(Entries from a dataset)
-=-=-=-=-
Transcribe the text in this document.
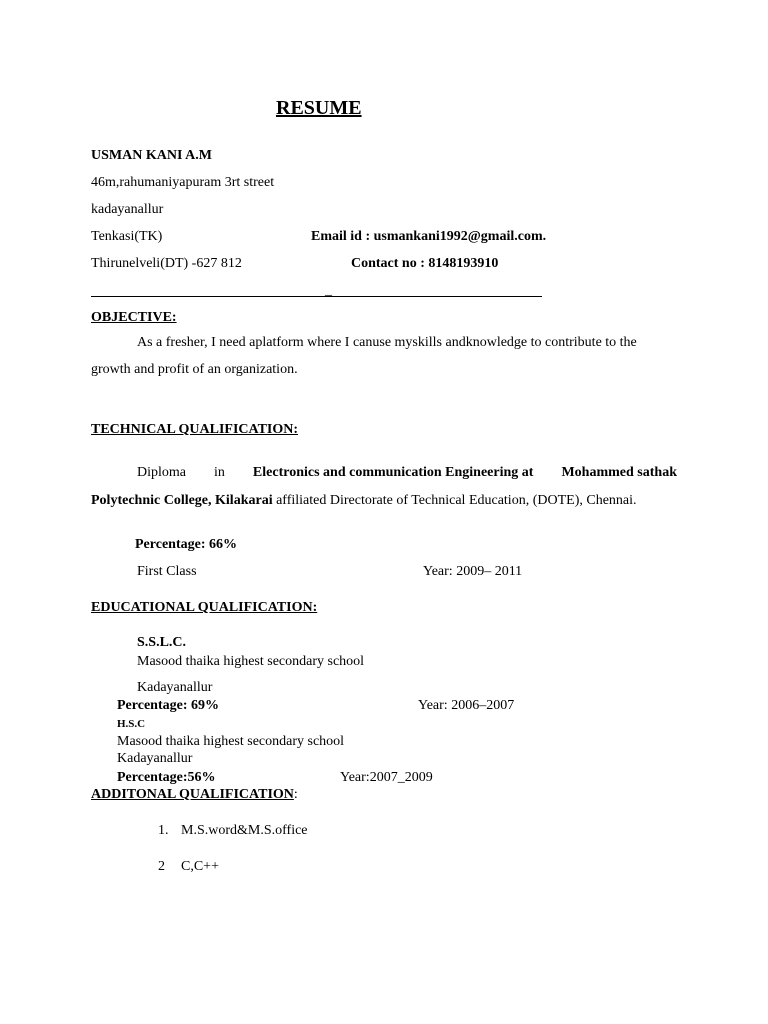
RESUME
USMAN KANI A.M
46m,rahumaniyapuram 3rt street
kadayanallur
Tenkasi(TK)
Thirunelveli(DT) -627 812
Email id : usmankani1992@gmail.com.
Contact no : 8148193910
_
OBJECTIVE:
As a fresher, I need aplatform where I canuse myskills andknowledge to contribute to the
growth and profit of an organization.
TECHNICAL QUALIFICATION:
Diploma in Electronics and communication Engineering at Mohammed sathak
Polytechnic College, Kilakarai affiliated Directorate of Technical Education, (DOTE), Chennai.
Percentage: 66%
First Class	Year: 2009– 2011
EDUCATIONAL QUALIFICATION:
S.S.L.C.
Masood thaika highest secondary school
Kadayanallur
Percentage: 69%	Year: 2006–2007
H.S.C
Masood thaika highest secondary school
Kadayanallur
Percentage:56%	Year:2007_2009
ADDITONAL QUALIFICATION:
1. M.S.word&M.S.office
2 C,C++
-=-=-=-=-
- What is needed
Without the pictures, copy the material exactly as given.

- Output of the exercise
Transcribe the text in this document.
RESUME
USMAN KANI A.M
46m,rahumaniyapuram 3rt street
kadayanallur
Tenkasi(TK)
Thirunelveli(DT) -627 812
Email id : usmankani1992@gmail.com.
Contact no : 8148193910
_
OBJECTIVE:
As a fresher, I need aplatform where I canuse myskills andknowledge to contribute to the
growth and profit of an organization.
TECHNICAL QUALIFICATION:
Diploma in Electronics and communication Engineering at Mohammed sathak
Polytechnic College, Kilakarai affiliated Directorate of Technical Education, (DOTE), Chennai.
Percentage: 66%
First Class	Year: 2009– 2011
EDUCATIONAL QUALIFICATION:
S.S.L.C.
Masood thaika highest secondary school
Kadayanallur
Percentage: 69%	Year: 2006–2007
H.S.C
Masood thaika highest secondary school
Kadayanallur
Percentage:56%	Year:2007_2009
ADDITONAL QUALIFICATION:
1. M.S.word&M.S.office
2 C,C++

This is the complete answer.